Output every line below without omitting or altering anything.

[START OF Exercise data]

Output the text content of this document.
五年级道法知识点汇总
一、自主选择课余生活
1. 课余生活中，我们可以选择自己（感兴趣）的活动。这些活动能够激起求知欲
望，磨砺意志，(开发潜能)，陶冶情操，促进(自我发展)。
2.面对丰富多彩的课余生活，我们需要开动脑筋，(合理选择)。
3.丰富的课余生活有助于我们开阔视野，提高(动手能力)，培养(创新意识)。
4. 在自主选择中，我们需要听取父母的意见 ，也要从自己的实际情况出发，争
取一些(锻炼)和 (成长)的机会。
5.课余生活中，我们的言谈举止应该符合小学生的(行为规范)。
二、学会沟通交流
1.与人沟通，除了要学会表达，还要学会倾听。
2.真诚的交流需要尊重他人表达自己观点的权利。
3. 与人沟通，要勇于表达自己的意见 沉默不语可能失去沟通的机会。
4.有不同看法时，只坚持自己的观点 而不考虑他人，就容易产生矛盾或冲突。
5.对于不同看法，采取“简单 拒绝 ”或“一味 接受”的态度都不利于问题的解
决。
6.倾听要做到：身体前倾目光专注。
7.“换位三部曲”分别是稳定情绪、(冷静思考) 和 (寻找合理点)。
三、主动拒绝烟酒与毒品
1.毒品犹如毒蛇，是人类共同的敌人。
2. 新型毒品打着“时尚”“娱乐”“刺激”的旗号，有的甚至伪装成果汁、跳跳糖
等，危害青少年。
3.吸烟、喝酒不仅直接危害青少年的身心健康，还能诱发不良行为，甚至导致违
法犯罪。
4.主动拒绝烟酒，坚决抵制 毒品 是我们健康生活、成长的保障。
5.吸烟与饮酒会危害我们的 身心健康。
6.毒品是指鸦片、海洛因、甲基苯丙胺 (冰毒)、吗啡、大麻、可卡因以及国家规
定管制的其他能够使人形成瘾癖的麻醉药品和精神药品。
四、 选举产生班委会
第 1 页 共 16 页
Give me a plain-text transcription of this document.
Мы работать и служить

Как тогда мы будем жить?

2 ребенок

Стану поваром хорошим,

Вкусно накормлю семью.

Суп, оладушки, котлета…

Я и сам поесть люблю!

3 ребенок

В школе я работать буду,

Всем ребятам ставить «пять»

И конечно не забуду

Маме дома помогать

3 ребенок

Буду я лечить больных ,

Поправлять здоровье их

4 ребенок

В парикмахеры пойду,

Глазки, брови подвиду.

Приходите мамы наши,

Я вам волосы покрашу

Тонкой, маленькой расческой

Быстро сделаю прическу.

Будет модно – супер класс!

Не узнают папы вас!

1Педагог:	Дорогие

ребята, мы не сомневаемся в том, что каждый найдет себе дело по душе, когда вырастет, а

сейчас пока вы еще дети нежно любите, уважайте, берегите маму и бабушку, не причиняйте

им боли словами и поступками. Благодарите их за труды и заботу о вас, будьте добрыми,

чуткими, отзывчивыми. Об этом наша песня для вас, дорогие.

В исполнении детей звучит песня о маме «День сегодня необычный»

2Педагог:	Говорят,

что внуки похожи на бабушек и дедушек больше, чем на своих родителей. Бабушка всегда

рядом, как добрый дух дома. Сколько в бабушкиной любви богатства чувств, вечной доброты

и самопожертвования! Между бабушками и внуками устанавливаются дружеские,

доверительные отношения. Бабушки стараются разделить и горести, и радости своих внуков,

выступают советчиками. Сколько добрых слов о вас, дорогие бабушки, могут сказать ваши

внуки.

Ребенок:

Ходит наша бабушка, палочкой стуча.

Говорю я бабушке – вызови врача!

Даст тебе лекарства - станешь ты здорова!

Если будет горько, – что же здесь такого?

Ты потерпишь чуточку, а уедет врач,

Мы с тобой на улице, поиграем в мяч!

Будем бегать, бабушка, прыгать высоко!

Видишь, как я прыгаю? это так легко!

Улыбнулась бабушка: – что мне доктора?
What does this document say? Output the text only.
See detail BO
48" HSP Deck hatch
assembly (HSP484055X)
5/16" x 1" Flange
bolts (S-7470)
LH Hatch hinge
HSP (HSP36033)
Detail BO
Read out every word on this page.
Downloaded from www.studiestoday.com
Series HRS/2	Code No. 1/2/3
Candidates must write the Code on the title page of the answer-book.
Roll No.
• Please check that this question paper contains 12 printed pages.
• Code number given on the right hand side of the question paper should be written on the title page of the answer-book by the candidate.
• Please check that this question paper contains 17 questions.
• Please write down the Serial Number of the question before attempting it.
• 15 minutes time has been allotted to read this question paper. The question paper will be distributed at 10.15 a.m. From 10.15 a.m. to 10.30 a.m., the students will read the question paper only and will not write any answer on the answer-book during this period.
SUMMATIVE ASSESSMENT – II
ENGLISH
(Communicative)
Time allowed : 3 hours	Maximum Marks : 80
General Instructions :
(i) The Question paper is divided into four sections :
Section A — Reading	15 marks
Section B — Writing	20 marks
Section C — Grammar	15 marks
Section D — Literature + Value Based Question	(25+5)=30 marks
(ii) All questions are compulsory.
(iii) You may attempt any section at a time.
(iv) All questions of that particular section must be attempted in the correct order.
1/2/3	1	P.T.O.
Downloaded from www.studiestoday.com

[END OF Exercise data]

Complete answer
Output the text content of this document.
五年级道法知识点汇总
一、自主选择课余生活
1. 课余生活中，我们可以选择自己（感兴趣）的活动。这些活动能够激起求知欲
望，磨砺意志，(开发潜能)，陶冶情操，促进(自我发展)。
2.面对丰富多彩的课余生活，我们需要开动脑筋，(合理选择)。
3.丰富的课余生活有助于我们开阔视野，提高(动手能力)，培养(创新意识)。
4. 在自主选择中，我们需要听取父母的意见 ，也要从自己的实际情况出发，争
取一些(锻炼)和 (成长)的机会。
5.课余生活中，我们的言谈举止应该符合小学生的(行为规范)。
二、学会沟通交流
1.与人沟通，除了要学会表达，还要学会倾听。
2.真诚的交流需要尊重他人表达自己观点的权利。
3. 与人沟通，要勇于表达自己的意见 沉默不语可能失去沟通的机会。
4.有不同看法时，只坚持自己的观点 而不考虑他人，就容易产生矛盾或冲突。
5.对于不同看法，采取“简单 拒绝 ”或“一味 接受”的态度都不利于问题的解
决。
6.倾听要做到：身体前倾目光专注。
7.“换位三部曲”分别是稳定情绪、(冷静思考) 和 (寻找合理点)。
三、主动拒绝烟酒与毒品
1.毒品犹如毒蛇，是人类共同的敌人。
2. 新型毒品打着“时尚”“娱乐”“刺激”的旗号，有的甚至伪装成果汁、跳跳糖
等，危害青少年。
3.吸烟、喝酒不仅直接危害青少年的身心健康，还能诱发不良行为，甚至导致违
法犯罪。
4.主动拒绝烟酒，坚决抵制 毒品 是我们健康生活、成长的保障。
5.吸烟与饮酒会危害我们的 身心健康。
6.毒品是指鸦片、海洛因、甲基苯丙胺 (冰毒)、吗啡、大麻、可卡因以及国家规
定管制的其他能够使人形成瘾癖的麻醉药品和精神药品。
四、 选举产生班委会
第 1 页 共 16 页
Give me a plain-text transcription of this document.
Мы работать и служить

Как тогда мы будем жить?

2 ребенок

Стану поваром хорошим,

Вкусно накормлю семью.

Суп, оладушки, котлета…

Я и сам поесть люблю!

3 ребенок

В школе я работать буду,

Всем ребятам ставить «пять»

И конечно не забуду

Маме дома помогать

3 ребенок

Буду я лечить больных ,

Поправлять здоровье их

4 ребенок

В парикмахеры пойду,

Глазки, брови подвиду.

Приходите мамы наши,

Я вам волосы покрашу

Тонкой, маленькой расческой

Быстро сделаю прическу.

Будет модно – супер класс!

Не узнают папы вас!

1Педагог:	Дорогие

ребята, мы не сомневаемся в том, что каждый найдет себе дело по душе, когда вырастет, а

сейчас пока вы еще дети нежно любите, уважайте, берегите маму и бабушку, не причиняйте

им боли словами и поступками. Благодарите их за труды и заботу о вас, будьте добрыми,

чуткими, отзывчивыми. Об этом наша песня для вас, дорогие.

В исполнении детей звучит песня о маме «День сегодня необычный»

2Педагог:	Говорят,

что внуки похожи на бабушек и дедушек больше, чем на своих родителей. Бабушка всегда

рядом, как добрый дух дома. Сколько в бабушкиной любви богатства чувств, вечной доброты

и самопожертвования! Между бабушками и внуками устанавливаются дружеские,

доверительные отношения. Бабушки стараются разделить и горести, и радости своих внуков,

выступают советчиками. Сколько добрых слов о вас, дорогие бабушки, могут сказать ваши

внуки.

Ребенок:

Ходит наша бабушка, палочкой стуча.

Говорю я бабушке – вызови врача!

Даст тебе лекарства - станешь ты здорова!

Если будет горько, – что же здесь такого?

Ты потерпишь чуточку, а уедет врач,

Мы с тобой на улице, поиграем в мяч!

Будем бегать, бабушка, прыгать высоко!

Видишь, как я прыгаю? это так легко!

Улыбнулась бабушка: – что мне доктора?
What does this document say? Output the text only.
See detail BO
48" HSP Deck hatch
assembly (HSP484055X)
5/16" x 1" Flange
bolts (S-7470)
LH Hatch hinge
HSP (HSP36033)
Detail BO
Read out every word on this page.
Downloaded from www.studiestoday.com
Series HRS/2	Code No. 1/2/3
Candidates must write the Code on the title page of the answer-book.
Roll No.
• Please check that this question paper contains 12 printed pages.
• Code number given on the right hand side of the question paper should be written on the title page of the answer-book by the candidate.
• Please check that this question paper contains 17 questions.
• Please write down the Serial Number of the question before attempting it.
• 15 minutes time has been allotted to read this question paper. The question paper will be distributed at 10.15 a.m. From 10.15 a.m. to 10.30 a.m., the students will read the question paper only and will not write any answer on the answer-book during this period.
SUMMATIVE ASSESSMENT – II
ENGLISH
(Communicative)
Time allowed : 3 hours	Maximum Marks : 80
General Instructions :
(i) The Question paper is divided into four sections :
Section A — Reading	15 marks
Section B — Writing	20 marks
Section C — Grammar	15 marks
Section D — Literature + Value Based Question	(25+5)=30 marks
(ii) All questions are compulsory.
(iii) You may attempt any section at a time.
(iv) All questions of that particular section must be attempted in the correct order.
1/2/3	1	P.T.O.
Downloaded from www.studiestoday.com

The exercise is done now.